- [Extracted entries]

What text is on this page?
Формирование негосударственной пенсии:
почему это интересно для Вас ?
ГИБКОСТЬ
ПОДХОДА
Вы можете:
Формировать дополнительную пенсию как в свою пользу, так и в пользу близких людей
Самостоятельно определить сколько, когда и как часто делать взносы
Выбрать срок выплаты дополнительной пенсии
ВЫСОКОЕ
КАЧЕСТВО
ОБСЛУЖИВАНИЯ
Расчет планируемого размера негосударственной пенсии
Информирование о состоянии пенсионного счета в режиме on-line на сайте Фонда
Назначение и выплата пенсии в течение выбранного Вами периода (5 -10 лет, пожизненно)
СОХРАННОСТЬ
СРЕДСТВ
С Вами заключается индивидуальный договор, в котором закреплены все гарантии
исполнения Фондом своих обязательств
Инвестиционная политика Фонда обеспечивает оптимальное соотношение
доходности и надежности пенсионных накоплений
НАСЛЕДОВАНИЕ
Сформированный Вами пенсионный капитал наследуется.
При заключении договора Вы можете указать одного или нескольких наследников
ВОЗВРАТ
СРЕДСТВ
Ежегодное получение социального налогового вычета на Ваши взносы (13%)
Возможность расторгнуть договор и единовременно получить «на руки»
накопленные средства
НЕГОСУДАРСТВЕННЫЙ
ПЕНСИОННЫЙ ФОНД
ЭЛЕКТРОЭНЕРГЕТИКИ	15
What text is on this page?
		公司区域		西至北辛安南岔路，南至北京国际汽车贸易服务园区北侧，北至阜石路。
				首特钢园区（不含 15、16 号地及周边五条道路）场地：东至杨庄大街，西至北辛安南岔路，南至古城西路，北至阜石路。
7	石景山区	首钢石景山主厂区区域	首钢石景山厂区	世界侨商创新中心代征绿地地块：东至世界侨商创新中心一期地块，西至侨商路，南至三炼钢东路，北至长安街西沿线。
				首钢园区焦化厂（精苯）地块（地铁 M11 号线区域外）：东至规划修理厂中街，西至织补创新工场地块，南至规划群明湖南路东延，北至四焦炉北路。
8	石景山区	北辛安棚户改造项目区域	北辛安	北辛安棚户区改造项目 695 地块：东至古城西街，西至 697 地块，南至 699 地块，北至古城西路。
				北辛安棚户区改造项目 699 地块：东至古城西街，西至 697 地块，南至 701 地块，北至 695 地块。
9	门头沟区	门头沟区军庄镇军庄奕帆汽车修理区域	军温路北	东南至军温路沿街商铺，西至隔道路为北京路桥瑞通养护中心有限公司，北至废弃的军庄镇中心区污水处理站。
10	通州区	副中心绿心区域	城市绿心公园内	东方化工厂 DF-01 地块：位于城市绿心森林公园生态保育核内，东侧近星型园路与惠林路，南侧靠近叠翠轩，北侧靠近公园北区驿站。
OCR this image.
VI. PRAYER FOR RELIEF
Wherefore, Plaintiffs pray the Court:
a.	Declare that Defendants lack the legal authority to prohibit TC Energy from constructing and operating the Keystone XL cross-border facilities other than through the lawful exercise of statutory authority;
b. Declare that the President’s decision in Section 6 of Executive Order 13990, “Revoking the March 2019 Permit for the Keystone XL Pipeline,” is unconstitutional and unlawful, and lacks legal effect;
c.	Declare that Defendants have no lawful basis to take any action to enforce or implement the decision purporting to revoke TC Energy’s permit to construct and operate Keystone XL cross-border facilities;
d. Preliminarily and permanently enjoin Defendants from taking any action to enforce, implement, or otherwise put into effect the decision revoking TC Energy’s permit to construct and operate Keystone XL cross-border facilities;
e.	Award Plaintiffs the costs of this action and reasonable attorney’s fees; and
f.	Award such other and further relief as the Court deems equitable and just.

- [Problem]
From the line holding "OCR this image." to the last line of the records, quote each line exactly and add nothing.

- [Correct output]
OCR this image.
VI. PRAYER FOR RELIEF
Wherefore, Plaintiffs pray the Court:
a.	Declare that Defendants lack the legal authority to prohibit TC Energy from constructing and operating the Keystone XL cross-border facilities other than through the lawful exercise of statutory authority;
b. Declare that the President’s decision in Section 6 of Executive Order 13990, “Revoking the March 2019 Permit for the Keystone XL Pipeline,” is unconstitutional and unlawful, and lacks legal effect;
c.	Declare that Defendants have no lawful basis to take any action to enforce or implement the decision purporting to revoke TC Energy’s permit to construct and operate Keystone XL cross-border facilities;
d. Preliminarily and permanently enjoin Defendants from taking any action to enforce, implement, or otherwise put into effect the decision revoking TC Energy’s permit to construct and operate Keystone XL cross-border facilities;
e.	Award Plaintiffs the costs of this action and reasonable attorney’s fees; and
f.	Award such other and further relief as the Court deems equitable and just.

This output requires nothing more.